----- Input -----
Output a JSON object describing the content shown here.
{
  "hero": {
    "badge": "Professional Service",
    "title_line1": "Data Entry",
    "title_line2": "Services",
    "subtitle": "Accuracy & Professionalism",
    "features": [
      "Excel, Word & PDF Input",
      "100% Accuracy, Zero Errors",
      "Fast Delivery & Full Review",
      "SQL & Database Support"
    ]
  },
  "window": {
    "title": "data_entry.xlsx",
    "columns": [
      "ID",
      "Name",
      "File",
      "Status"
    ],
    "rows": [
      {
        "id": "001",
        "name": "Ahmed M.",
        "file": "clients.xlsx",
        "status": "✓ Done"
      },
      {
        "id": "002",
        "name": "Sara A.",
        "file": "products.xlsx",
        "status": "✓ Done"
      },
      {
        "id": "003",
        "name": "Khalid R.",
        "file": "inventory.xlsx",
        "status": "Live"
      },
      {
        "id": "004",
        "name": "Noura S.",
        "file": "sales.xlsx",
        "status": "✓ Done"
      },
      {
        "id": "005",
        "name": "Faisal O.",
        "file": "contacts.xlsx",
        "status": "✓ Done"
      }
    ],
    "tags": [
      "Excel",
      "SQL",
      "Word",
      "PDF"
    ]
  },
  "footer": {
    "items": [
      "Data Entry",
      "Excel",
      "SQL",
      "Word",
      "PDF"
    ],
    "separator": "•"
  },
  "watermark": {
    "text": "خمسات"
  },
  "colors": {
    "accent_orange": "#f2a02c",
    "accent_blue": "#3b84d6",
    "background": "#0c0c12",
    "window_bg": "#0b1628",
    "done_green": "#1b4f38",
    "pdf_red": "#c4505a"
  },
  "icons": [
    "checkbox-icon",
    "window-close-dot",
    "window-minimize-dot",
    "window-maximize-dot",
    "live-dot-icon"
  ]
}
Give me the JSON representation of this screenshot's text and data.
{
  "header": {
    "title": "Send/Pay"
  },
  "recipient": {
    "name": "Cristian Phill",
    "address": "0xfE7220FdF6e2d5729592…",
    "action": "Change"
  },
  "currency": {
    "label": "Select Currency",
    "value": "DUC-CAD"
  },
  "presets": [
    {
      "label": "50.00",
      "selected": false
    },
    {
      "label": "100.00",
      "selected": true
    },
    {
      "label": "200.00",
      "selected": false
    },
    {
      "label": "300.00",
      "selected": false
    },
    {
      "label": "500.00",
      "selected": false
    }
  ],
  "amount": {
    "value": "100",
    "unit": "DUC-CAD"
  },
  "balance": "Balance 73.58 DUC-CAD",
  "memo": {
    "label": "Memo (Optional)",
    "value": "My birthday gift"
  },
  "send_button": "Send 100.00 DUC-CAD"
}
-----
Exercise requirements: Using the listing above, locate the lines that hold "xlsx" and copy each one.

Response:
    "title": "data_entry.xlsx",
        "file": "clients.xlsx",
        "file": "products.xlsx",
        "file": "inventory.xlsx",
        "file": "sales.xlsx",
        "file": "contacts.xlsx",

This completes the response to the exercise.